**GIVEN REQUEST**
Look through the data below. Show each line where the string "ionosphere" occurs.

**DATA FOR THIS TASK**
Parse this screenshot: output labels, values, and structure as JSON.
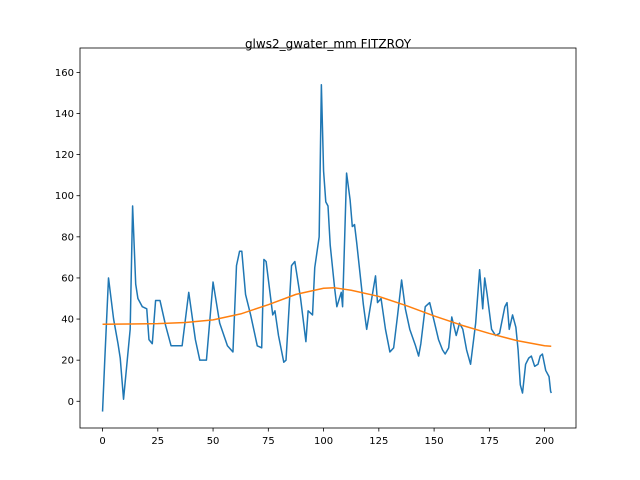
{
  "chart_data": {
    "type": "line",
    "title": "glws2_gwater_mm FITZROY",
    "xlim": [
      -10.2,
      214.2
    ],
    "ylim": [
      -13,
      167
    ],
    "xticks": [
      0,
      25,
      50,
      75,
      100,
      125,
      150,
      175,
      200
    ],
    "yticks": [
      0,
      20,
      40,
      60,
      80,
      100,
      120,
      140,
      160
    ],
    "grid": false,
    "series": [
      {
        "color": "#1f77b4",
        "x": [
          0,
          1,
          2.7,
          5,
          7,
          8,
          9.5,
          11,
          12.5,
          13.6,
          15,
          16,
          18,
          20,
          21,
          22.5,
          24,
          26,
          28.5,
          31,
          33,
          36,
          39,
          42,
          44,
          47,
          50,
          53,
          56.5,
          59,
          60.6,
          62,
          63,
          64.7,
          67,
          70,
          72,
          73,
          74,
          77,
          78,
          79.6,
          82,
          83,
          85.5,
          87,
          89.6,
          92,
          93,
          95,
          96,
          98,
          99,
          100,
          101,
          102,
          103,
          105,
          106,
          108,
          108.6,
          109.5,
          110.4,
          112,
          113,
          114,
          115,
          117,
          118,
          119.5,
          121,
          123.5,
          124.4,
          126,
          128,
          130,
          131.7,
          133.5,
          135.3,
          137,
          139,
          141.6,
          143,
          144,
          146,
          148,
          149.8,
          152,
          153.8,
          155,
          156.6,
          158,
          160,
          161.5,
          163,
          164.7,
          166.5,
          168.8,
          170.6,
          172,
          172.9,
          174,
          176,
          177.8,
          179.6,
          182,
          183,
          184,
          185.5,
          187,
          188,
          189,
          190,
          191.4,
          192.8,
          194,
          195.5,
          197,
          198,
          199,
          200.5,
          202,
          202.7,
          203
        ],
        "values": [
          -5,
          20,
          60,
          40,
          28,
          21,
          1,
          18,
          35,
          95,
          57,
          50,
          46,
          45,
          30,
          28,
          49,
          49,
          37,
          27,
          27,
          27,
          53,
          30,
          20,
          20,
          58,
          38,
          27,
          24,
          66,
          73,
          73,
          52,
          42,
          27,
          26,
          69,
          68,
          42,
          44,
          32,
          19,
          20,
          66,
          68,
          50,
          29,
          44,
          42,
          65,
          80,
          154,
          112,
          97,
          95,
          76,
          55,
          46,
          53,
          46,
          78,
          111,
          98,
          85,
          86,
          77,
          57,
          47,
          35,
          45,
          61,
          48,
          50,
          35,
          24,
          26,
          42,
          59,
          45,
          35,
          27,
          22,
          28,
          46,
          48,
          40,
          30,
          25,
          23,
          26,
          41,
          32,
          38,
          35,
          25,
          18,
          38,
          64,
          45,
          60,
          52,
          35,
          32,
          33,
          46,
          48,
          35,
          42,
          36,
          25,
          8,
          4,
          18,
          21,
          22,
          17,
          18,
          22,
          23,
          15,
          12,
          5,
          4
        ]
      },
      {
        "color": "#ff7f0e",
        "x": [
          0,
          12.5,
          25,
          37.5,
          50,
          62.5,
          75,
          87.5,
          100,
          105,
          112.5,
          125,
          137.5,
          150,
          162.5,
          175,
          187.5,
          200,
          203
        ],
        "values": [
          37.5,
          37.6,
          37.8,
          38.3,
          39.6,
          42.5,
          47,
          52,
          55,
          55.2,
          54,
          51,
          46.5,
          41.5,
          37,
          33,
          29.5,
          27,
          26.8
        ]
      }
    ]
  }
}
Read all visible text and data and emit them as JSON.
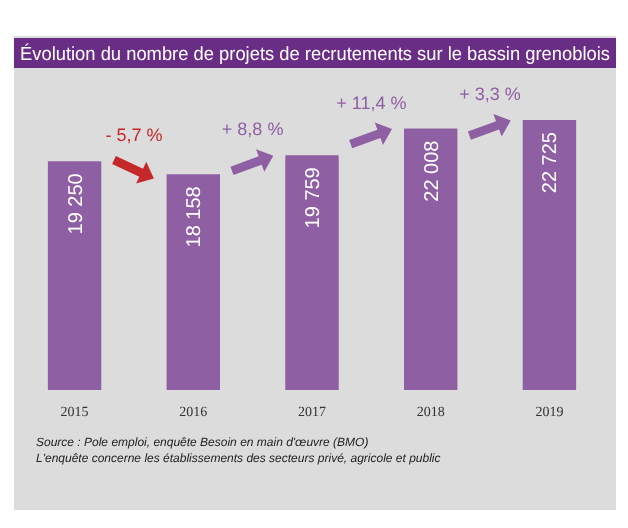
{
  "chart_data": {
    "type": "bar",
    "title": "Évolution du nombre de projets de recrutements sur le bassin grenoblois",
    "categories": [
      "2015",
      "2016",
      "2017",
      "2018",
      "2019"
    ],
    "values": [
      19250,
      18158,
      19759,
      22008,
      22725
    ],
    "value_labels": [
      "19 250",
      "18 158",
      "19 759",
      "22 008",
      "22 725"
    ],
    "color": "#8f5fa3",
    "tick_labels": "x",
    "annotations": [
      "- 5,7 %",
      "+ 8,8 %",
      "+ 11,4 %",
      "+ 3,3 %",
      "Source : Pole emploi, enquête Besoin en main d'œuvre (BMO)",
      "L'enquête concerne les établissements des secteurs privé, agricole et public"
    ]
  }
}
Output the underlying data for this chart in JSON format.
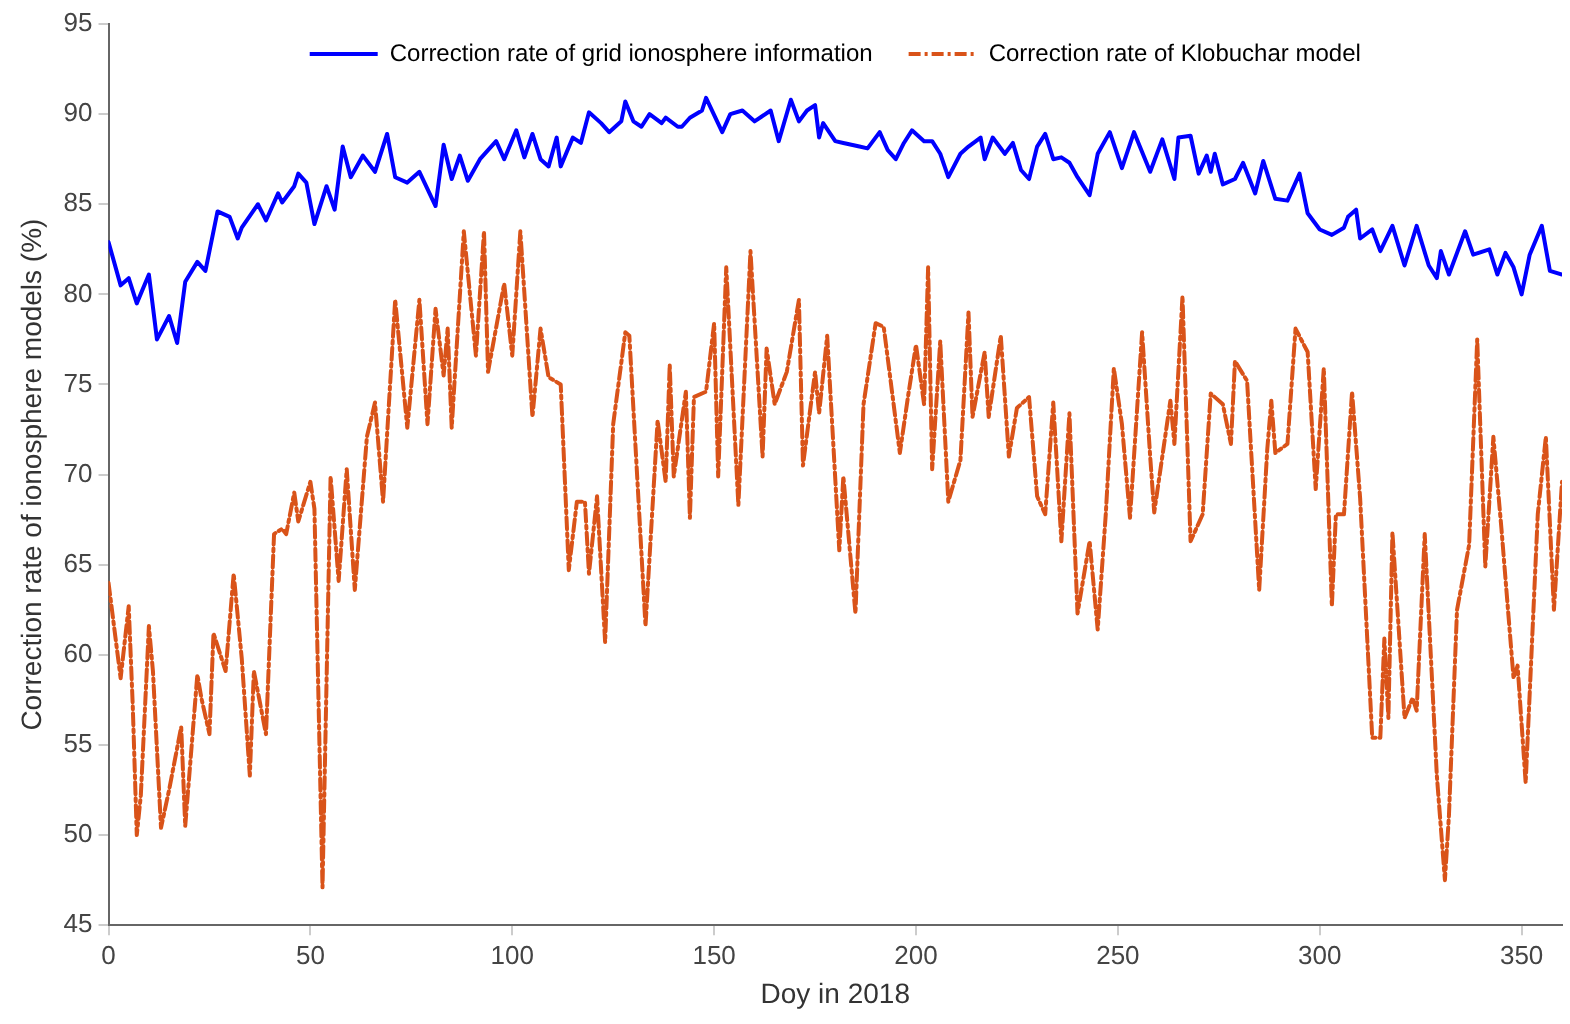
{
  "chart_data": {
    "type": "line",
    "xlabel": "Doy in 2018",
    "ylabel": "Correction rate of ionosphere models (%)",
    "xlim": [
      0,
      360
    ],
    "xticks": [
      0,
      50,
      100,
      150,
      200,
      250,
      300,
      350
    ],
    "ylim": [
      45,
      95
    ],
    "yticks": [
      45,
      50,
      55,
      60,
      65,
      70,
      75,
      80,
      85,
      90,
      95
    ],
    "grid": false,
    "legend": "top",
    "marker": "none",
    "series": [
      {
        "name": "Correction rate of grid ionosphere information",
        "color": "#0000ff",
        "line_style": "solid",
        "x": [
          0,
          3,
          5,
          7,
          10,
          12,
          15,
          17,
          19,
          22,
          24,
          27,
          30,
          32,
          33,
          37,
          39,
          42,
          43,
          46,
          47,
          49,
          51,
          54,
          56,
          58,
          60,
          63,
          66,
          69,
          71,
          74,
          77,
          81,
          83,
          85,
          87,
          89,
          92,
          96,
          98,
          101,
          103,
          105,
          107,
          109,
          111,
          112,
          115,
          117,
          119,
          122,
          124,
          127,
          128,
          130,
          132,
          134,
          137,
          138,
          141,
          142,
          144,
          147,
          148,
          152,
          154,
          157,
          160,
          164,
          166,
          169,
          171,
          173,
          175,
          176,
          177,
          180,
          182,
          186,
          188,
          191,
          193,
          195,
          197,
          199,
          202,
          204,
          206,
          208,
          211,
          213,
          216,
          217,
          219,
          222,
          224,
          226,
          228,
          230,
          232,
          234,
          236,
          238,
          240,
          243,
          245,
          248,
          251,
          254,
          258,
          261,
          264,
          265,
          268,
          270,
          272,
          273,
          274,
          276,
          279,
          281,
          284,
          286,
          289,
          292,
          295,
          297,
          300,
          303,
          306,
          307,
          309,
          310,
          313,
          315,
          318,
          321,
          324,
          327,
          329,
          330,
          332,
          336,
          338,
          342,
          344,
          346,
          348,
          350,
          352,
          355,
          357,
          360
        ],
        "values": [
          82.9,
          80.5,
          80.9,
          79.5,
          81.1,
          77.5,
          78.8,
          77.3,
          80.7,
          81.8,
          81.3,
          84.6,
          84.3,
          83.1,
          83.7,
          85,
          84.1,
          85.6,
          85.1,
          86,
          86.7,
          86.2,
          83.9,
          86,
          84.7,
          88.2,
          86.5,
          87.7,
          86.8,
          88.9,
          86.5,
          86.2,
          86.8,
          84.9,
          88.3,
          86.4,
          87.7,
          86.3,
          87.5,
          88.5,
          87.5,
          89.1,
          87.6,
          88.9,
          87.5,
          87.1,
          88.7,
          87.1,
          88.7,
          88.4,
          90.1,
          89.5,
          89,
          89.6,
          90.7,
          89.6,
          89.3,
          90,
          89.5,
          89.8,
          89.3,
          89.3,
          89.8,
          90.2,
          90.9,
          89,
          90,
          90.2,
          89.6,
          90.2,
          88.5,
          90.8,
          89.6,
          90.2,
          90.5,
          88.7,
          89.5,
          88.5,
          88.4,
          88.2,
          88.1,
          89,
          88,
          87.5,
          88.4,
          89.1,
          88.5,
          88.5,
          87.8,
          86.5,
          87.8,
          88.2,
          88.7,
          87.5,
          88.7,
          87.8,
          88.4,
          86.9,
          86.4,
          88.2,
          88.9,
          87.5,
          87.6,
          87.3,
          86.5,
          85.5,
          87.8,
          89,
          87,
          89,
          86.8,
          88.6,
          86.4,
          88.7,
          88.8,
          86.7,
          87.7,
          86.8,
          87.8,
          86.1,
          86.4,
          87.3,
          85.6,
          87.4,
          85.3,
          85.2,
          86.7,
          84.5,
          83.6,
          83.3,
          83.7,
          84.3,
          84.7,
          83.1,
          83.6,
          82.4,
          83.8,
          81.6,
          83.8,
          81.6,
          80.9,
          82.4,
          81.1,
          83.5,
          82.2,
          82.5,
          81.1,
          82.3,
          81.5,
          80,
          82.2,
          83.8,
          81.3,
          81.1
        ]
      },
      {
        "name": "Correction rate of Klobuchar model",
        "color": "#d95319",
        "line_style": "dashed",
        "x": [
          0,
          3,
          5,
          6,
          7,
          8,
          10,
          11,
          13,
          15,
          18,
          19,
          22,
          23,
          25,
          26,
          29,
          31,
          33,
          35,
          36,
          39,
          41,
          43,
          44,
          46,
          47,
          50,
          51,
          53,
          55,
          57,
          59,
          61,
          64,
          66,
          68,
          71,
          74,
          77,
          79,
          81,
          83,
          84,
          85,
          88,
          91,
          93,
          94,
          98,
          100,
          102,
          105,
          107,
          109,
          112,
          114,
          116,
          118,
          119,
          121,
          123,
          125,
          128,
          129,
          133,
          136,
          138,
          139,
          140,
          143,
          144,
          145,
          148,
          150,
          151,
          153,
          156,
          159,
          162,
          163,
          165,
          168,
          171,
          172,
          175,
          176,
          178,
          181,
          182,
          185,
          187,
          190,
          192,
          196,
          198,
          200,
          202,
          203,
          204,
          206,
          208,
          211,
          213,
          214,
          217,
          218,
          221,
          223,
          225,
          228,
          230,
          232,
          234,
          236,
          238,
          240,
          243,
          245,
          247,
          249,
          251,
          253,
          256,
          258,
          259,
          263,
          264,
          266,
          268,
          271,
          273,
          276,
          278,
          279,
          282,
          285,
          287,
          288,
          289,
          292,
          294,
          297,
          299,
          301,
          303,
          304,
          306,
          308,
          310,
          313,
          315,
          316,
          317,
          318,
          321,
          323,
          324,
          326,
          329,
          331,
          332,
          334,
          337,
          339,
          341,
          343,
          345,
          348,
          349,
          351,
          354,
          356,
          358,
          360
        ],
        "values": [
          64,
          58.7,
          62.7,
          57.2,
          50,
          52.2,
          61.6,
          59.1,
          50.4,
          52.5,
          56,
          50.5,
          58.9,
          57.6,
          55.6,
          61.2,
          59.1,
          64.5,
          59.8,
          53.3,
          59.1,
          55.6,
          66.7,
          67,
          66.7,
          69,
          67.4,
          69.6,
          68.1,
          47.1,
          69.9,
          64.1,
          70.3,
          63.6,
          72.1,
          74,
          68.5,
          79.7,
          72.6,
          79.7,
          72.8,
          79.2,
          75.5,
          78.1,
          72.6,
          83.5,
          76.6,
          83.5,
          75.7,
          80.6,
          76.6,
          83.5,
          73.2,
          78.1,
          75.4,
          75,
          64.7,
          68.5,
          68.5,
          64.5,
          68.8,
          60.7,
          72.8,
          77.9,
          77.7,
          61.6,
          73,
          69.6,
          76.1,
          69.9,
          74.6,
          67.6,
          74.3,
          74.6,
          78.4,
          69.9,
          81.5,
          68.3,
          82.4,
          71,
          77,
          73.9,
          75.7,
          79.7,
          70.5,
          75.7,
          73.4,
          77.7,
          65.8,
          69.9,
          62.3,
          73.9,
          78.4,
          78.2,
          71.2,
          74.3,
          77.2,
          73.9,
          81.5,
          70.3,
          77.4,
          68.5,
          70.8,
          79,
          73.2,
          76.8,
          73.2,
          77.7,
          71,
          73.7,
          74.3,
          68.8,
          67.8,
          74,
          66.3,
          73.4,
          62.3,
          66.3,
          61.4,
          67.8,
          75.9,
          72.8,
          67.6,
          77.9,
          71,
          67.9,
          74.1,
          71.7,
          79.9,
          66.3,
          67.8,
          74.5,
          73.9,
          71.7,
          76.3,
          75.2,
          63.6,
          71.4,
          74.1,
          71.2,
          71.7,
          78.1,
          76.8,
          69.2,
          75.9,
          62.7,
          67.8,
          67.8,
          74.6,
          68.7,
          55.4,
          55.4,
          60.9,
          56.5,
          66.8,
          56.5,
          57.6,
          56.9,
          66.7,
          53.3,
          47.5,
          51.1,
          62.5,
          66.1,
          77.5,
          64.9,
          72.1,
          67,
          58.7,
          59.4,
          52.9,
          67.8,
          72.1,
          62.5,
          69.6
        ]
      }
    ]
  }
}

**SOLUTION TO THIS PROBLEM**
    "ylabel": "Correction rate of ionosphere models (%)",
        "name": "Correction rate of grid ionosphere information",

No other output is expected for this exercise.